GIVEN PROBLEM — Search the material for the word "être" and copy each line that holds it.

::::

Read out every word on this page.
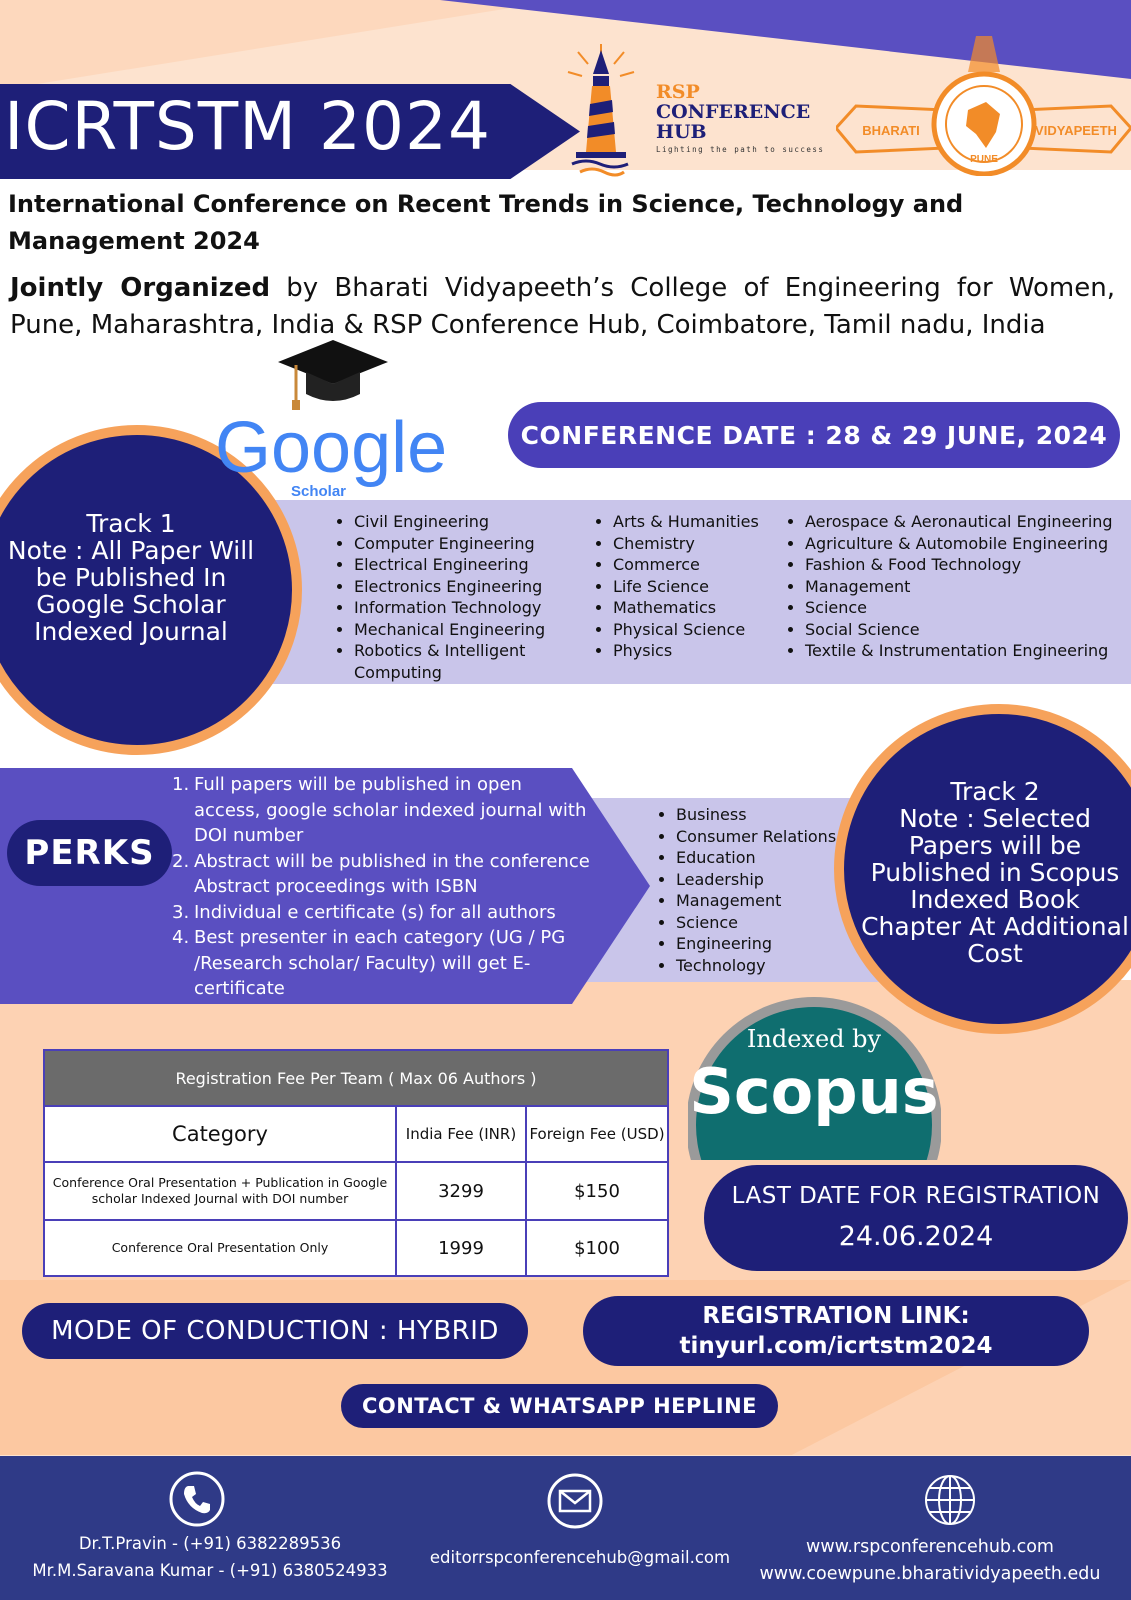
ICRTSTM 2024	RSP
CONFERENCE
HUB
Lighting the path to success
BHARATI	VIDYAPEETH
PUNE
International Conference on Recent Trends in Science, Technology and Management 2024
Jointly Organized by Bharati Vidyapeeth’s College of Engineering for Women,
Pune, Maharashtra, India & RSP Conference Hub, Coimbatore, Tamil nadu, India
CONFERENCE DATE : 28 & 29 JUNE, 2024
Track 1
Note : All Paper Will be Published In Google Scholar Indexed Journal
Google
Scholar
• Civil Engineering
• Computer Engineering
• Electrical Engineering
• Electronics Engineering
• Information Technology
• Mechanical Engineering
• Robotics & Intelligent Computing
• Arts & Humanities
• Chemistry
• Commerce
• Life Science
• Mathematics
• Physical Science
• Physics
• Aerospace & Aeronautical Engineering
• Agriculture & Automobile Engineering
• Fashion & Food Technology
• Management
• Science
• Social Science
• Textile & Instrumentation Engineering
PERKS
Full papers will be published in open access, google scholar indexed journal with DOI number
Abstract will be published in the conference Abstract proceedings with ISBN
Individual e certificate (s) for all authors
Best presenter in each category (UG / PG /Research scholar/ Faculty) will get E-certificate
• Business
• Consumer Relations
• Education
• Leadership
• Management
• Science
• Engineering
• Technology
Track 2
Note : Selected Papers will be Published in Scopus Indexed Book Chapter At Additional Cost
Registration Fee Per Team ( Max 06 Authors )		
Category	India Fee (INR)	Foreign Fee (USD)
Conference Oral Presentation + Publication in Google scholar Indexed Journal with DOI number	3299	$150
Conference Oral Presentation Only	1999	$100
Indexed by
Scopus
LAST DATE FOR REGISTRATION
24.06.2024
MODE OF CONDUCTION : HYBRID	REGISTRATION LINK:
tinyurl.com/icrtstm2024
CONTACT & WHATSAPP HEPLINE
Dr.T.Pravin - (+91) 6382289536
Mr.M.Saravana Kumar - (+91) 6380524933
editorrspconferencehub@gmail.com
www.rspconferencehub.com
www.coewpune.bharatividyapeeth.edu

::::

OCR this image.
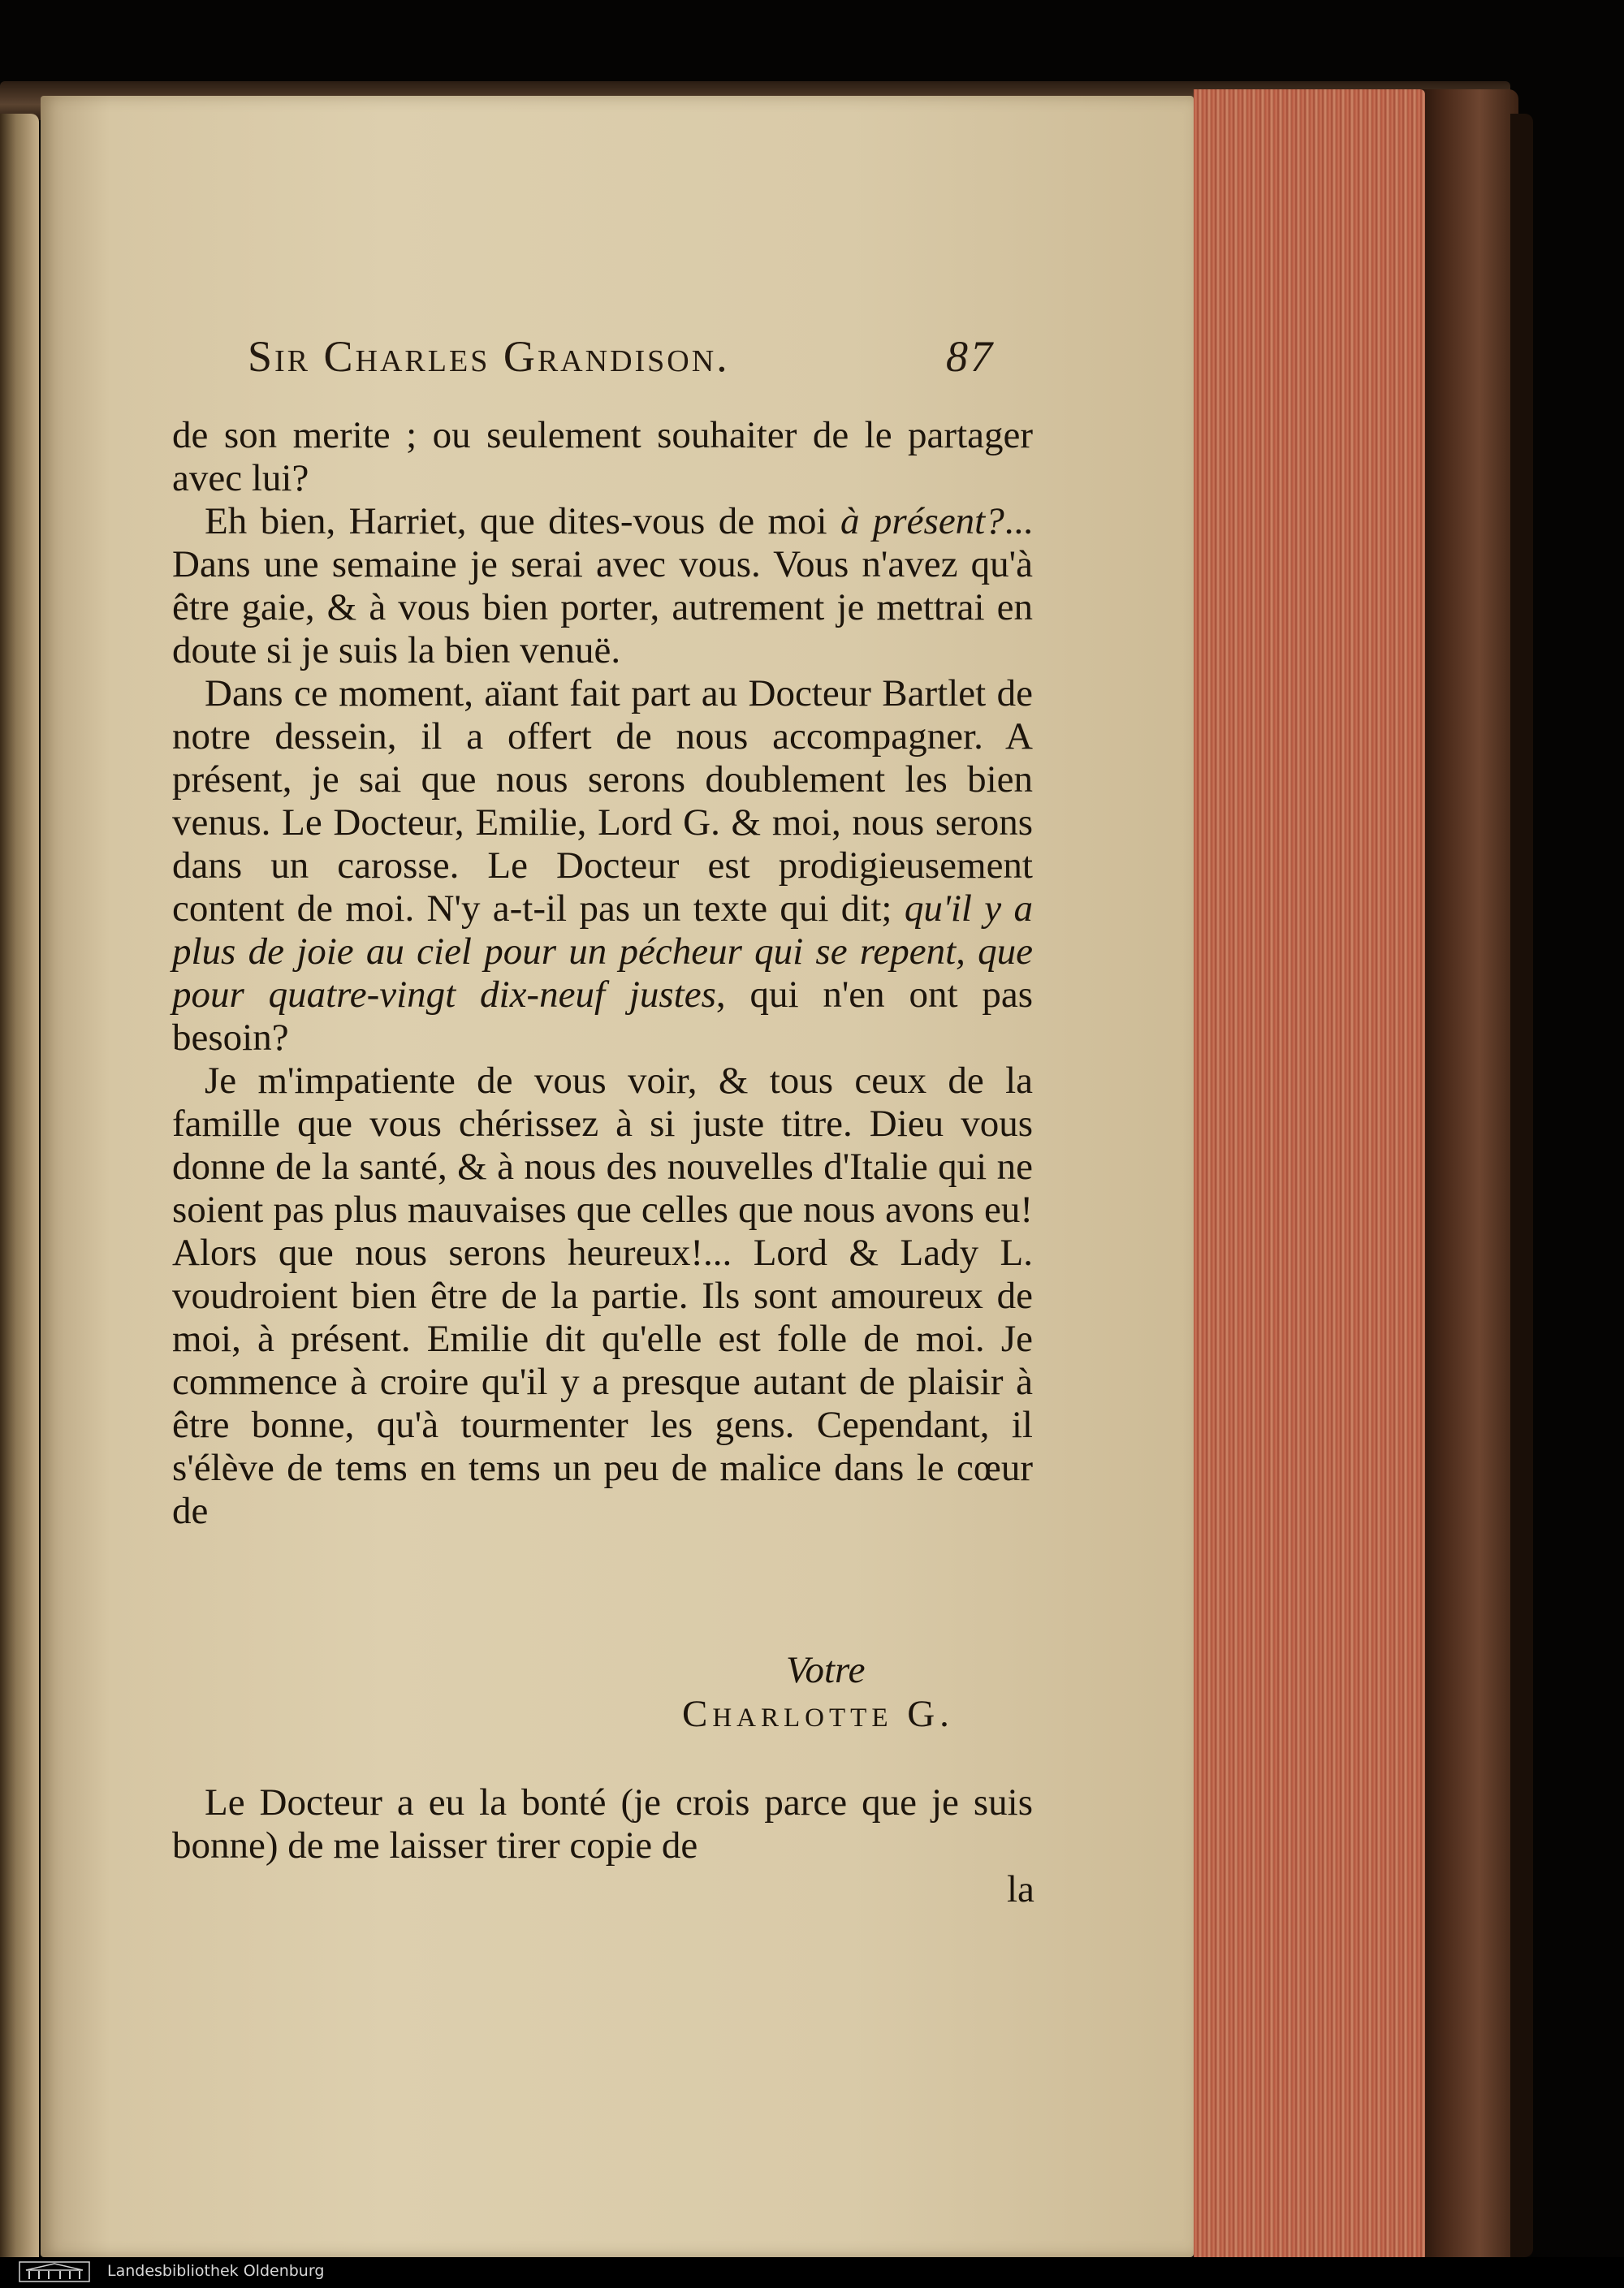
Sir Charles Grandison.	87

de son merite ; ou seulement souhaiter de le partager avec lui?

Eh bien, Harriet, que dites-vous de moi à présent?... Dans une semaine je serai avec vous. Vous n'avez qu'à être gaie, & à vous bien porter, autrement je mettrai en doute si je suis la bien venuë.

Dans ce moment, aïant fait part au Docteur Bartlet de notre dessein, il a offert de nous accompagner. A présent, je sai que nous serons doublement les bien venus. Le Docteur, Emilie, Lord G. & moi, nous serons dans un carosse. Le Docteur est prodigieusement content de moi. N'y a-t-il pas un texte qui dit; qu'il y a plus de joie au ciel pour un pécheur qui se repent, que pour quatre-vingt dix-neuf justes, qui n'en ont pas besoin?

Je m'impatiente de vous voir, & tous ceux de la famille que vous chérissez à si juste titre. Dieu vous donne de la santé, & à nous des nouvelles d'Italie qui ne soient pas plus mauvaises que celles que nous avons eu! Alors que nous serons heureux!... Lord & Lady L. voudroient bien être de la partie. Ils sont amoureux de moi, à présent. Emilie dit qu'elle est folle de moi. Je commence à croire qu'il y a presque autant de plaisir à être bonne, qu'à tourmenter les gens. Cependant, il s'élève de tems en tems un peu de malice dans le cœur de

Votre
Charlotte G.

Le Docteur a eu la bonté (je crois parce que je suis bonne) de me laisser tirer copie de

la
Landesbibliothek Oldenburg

::::

FULL RESPONSE —
Eh bien, Harriet, que dites-vous de moi à présent?... Dans une semaine je serai avec vous. Vous n'avez qu'à être gaie, & à vous bien porter, autrement je mettrai en doute si je suis la bien venuë.
Je m'impatiente de vous voir, & tous ceux de la famille que vous chérissez à si juste titre. Dieu vous donne de la santé, & à nous des nouvelles d'Italie qui ne soient pas plus mauvaises que celles que nous avons eu! Alors que nous serons heureux!... Lord & Lady L. voudroient bien être de la partie. Ils sont amoureux de moi, à présent. Emilie dit qu'elle est folle de moi. Je commence à croire qu'il y a presque autant de plaisir à être bonne, qu'à tourmenter les gens. Cependant, il s'élève de tems en tems un peu de malice dans le cœur de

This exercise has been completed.